Given instruction:
Return each entry exactly, omitting nothing.

Records shown:
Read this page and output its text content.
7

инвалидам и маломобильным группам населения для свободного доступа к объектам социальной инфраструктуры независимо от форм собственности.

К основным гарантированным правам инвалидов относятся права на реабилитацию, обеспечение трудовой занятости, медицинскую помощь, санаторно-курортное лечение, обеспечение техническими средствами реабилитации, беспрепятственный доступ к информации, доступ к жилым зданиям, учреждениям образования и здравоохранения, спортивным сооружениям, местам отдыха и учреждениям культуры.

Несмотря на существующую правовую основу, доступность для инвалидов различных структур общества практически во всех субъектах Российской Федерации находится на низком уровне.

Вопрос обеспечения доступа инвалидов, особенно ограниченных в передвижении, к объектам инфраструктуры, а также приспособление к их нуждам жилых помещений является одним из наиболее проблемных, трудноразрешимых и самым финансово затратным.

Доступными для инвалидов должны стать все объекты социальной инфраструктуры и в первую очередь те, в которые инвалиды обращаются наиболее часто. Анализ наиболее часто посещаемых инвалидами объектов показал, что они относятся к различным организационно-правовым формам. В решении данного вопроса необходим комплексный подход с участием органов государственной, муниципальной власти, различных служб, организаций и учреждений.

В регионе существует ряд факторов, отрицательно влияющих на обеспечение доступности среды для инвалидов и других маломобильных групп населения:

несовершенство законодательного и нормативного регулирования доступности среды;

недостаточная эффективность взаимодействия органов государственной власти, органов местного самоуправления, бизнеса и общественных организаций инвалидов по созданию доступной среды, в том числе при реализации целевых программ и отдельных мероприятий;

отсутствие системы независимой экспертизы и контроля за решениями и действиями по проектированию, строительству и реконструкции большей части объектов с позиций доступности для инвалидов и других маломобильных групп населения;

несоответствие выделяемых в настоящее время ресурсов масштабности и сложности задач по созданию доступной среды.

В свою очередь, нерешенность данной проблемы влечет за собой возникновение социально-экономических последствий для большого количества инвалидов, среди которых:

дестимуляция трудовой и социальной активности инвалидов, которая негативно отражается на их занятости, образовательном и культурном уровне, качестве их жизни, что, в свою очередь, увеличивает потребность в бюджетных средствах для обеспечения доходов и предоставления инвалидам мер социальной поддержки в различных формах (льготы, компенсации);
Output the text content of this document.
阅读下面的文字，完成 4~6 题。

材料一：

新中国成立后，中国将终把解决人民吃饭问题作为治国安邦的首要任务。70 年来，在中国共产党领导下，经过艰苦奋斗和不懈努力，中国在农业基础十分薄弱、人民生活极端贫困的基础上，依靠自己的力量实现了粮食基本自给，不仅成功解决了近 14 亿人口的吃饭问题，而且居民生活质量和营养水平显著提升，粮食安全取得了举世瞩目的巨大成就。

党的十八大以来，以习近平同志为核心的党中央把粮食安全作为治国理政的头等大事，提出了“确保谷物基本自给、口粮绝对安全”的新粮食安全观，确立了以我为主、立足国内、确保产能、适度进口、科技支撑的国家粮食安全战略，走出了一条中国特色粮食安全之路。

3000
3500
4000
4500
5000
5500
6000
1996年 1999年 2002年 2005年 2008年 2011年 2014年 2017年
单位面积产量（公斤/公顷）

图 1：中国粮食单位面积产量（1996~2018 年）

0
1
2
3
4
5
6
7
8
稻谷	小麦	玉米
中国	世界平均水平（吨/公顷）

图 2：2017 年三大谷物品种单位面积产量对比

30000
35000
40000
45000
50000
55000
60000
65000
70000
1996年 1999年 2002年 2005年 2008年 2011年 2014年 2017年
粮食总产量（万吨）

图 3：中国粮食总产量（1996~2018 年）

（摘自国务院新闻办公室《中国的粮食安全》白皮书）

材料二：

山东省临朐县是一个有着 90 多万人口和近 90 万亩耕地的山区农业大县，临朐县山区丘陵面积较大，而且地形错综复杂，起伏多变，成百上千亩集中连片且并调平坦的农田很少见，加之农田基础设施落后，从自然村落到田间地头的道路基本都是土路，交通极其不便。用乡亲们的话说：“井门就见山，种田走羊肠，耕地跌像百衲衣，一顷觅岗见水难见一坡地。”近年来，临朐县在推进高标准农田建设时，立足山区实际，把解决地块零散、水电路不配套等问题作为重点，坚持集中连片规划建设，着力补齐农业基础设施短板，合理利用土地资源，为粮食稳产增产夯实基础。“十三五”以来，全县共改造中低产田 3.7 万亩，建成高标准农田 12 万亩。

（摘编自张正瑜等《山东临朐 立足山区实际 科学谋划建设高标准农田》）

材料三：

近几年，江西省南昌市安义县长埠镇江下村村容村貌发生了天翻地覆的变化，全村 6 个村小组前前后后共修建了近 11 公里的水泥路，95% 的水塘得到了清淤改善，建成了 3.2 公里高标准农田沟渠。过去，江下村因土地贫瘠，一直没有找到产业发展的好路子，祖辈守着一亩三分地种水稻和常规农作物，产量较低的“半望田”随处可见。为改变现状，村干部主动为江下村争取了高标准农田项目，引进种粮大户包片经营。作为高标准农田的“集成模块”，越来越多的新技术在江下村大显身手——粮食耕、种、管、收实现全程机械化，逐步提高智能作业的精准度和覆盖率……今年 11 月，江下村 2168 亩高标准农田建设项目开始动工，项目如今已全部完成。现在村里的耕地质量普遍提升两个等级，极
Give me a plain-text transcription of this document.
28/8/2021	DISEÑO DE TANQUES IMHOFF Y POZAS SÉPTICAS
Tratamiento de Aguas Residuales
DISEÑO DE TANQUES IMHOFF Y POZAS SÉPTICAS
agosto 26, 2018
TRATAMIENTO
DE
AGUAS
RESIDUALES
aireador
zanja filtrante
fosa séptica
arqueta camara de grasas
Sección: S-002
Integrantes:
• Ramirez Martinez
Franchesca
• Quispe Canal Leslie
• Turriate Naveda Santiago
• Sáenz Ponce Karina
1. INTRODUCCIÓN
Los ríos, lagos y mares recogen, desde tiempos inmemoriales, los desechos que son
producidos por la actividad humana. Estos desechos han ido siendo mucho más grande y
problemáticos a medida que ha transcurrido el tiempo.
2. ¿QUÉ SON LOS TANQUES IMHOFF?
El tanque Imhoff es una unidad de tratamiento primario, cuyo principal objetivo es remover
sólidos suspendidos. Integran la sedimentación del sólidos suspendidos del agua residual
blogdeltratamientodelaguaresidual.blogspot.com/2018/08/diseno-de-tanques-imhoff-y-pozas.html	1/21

Response for this exercise:
Read this page and output its text content.
7

инвалидам и маломобильным группам населения для свободного доступа к объектам социальной инфраструктуры независимо от форм собственности.

К основным гарантированным правам инвалидов относятся права на реабилитацию, обеспечение трудовой занятости, медицинскую помощь, санаторно-курортное лечение, обеспечение техническими средствами реабилитации, беспрепятственный доступ к информации, доступ к жилым зданиям, учреждениям образования и здравоохранения, спортивным сооружениям, местам отдыха и учреждениям культуры.

Несмотря на существующую правовую основу, доступность для инвалидов различных структур общества практически во всех субъектах Российской Федерации находится на низком уровне.

Вопрос обеспечения доступа инвалидов, особенно ограниченных в передвижении, к объектам инфраструктуры, а также приспособление к их нуждам жилых помещений является одним из наиболее проблемных, трудноразрешимых и самым финансово затратным.

Доступными для инвалидов должны стать все объекты социальной инфраструктуры и в первую очередь те, в которые инвалиды обращаются наиболее часто. Анализ наиболее часто посещаемых инвалидами объектов показал, что они относятся к различным организационно-правовым формам. В решении данного вопроса необходим комплексный подход с участием органов государственной, муниципальной власти, различных служб, организаций и учреждений.

В регионе существует ряд факторов, отрицательно влияющих на обеспечение доступности среды для инвалидов и других маломобильных групп населения:

несовершенство законодательного и нормативного регулирования доступности среды;

недостаточная эффективность взаимодействия органов государственной власти, органов местного самоуправления, бизнеса и общественных организаций инвалидов по созданию доступной среды, в том числе при реализации целевых программ и отдельных мероприятий;

отсутствие системы независимой экспертизы и контроля за решениями и действиями по проектированию, строительству и реконструкции большей части объектов с позиций доступности для инвалидов и других маломобильных групп населения;

несоответствие выделяемых в настоящее время ресурсов масштабности и сложности задач по созданию доступной среды.

В свою очередь, нерешенность данной проблемы влечет за собой возникновение социально-экономических последствий для большого количества инвалидов, среди которых:

дестимуляция трудовой и социальной активности инвалидов, которая негативно отражается на их занятости, образовательном и культурном уровне, качестве их жизни, что, в свою очередь, увеличивает потребность в бюджетных средствах для обеспечения доходов и предоставления инвалидам мер социальной поддержки в различных формах (льготы, компенсации);
Output the text content of this document.
阅读下面的文字，完成 4~6 题。

材料一：

新中国成立后，中国将终把解决人民吃饭问题作为治国安邦的首要任务。70 年来，在中国共产党领导下，经过艰苦奋斗和不懈努力，中国在农业基础十分薄弱、人民生活极端贫困的基础上，依靠自己的力量实现了粮食基本自给，不仅成功解决了近 14 亿人口的吃饭问题，而且居民生活质量和营养水平显著提升，粮食安全取得了举世瞩目的巨大成就。

党的十八大以来，以习近平同志为核心的党中央把粮食安全作为治国理政的头等大事，提出了“确保谷物基本自给、口粮绝对安全”的新粮食安全观，确立了以我为主、立足国内、确保产能、适度进口、科技支撑的国家粮食安全战略，走出了一条中国特色粮食安全之路。

3000
3500
4000
4500
5000
5500
6000
1996年 1999年 2002年 2005年 2008年 2011年 2014年 2017年
单位面积产量（公斤/公顷）

图 1：中国粮食单位面积产量（1996~2018 年）

0
1
2
3
4
5
6
7
8
稻谷	小麦	玉米
中国	世界平均水平（吨/公顷）

图 2：2017 年三大谷物品种单位面积产量对比

30000
35000
40000
45000
50000
55000
60000
65000
70000
1996年 1999年 2002年 2005年 2008年 2011年 2014年 2017年
粮食总产量（万吨）

图 3：中国粮食总产量（1996~2018 年）

（摘自国务院新闻办公室《中国的粮食安全》白皮书）

材料二：

山东省临朐县是一个有着 90 多万人口和近 90 万亩耕地的山区农业大县，临朐县山区丘陵面积较大，而且地形错综复杂，起伏多变，成百上千亩集中连片且并调平坦的农田很少见，加之农田基础设施落后，从自然村落到田间地头的道路基本都是土路，交通极其不便。用乡亲们的话说：“井门就见山，种田走羊肠，耕地跌像百衲衣，一顷觅岗见水难见一坡地。”近年来，临朐县在推进高标准农田建设时，立足山区实际，把解决地块零散、水电路不配套等问题作为重点，坚持集中连片规划建设，着力补齐农业基础设施短板，合理利用土地资源，为粮食稳产增产夯实基础。“十三五”以来，全县共改造中低产田 3.7 万亩，建成高标准农田 12 万亩。

（摘编自张正瑜等《山东临朐 立足山区实际 科学谋划建设高标准农田》）

材料三：

近几年，江西省南昌市安义县长埠镇江下村村容村貌发生了天翻地覆的变化，全村 6 个村小组前前后后共修建了近 11 公里的水泥路，95% 的水塘得到了清淤改善，建成了 3.2 公里高标准农田沟渠。过去，江下村因土地贫瘠，一直没有找到产业发展的好路子，祖辈守着一亩三分地种水稻和常规农作物，产量较低的“半望田”随处可见。为改变现状，村干部主动为江下村争取了高标准农田项目，引进种粮大户包片经营。作为高标准农田的“集成模块”，越来越多的新技术在江下村大显身手——粮食耕、种、管、收实现全程机械化，逐步提高智能作业的精准度和覆盖率……今年 11 月，江下村 2168 亩高标准农田建设项目开始动工，项目如今已全部完成。现在村里的耕地质量普遍提升两个等级，极
Give me a plain-text transcription of this document.
28/8/2021	DISEÑO DE TANQUES IMHOFF Y POZAS SÉPTICAS
Tratamiento de Aguas Residuales
DISEÑO DE TANQUES IMHOFF Y POZAS SÉPTICAS
agosto 26, 2018
TRATAMIENTO
DE
AGUAS
RESIDUALES
aireador
zanja filtrante
fosa séptica
arqueta camara de grasas
Sección: S-002
Integrantes:
• Ramirez Martinez
Franchesca
• Quispe Canal Leslie
• Turriate Naveda Santiago
• Sáenz Ponce Karina
1. INTRODUCCIÓN
Los ríos, lagos y mares recogen, desde tiempos inmemoriales, los desechos que son
producidos por la actividad humana. Estos desechos han ido siendo mucho más grande y
problemáticos a medida que ha transcurrido el tiempo.
2. ¿QUÉ SON LOS TANQUES IMHOFF?
El tanque Imhoff es una unidad de tratamiento primario, cuyo principal objetivo es remover
sólidos suspendidos. Integran la sedimentación del sólidos suspendidos del agua residual
blogdeltratamientodelaguaresidual.blogspot.com/2018/08/diseno-de-tanques-imhoff-y-pozas.html	1/21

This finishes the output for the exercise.